══ Data shown ══
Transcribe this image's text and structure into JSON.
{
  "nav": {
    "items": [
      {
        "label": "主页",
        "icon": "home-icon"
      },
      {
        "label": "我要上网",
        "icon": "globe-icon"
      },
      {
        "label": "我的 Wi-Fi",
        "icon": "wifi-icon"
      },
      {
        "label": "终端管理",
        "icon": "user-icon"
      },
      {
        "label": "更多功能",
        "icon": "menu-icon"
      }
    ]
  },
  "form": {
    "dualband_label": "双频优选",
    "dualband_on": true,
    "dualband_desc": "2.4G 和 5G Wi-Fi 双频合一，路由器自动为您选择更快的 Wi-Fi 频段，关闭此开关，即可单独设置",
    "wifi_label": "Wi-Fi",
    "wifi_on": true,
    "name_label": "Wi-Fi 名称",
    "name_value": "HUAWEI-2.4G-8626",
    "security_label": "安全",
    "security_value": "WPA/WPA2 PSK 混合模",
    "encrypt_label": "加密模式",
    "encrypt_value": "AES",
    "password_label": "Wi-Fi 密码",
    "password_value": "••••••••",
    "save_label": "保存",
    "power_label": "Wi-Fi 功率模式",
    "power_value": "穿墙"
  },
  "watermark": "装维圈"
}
═══
══ Data shown ══
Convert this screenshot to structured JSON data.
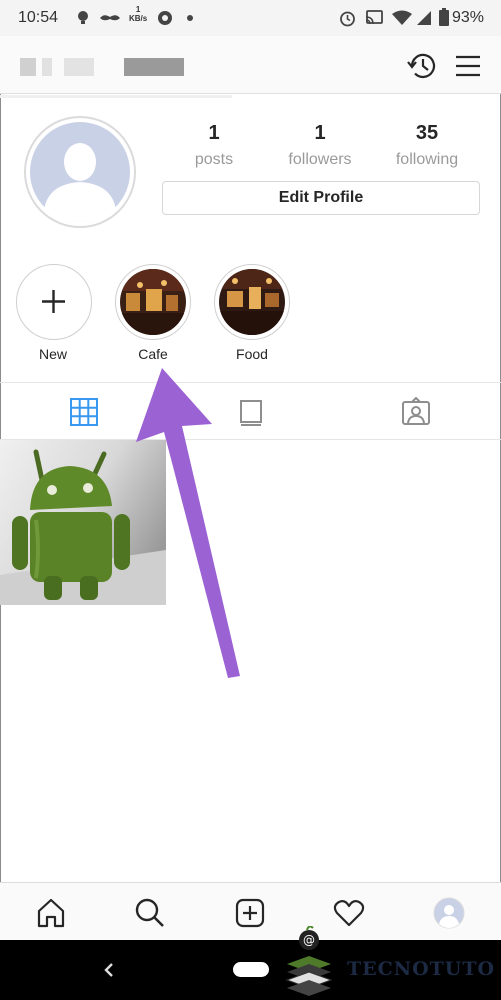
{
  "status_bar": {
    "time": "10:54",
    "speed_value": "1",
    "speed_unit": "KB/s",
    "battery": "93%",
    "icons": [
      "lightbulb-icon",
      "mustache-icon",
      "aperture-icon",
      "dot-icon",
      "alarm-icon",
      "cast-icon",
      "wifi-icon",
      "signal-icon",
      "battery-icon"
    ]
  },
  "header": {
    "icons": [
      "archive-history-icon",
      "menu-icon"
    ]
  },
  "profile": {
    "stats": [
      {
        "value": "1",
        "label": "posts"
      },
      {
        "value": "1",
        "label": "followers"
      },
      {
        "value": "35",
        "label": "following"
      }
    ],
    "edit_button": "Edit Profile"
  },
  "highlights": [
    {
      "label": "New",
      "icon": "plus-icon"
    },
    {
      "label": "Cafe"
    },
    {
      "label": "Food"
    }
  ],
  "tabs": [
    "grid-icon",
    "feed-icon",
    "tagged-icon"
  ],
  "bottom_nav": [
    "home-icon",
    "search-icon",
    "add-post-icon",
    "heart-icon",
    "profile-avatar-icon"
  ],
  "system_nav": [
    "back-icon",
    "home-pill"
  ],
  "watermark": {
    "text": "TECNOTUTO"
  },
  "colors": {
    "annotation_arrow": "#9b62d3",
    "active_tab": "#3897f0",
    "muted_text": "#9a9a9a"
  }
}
═══
§ Your goal:
Please list every line of the records that contains "this".

§ Exercise answer:
Transcribe this image's text and structure into JSON.
Convert this screenshot to structured JSON data.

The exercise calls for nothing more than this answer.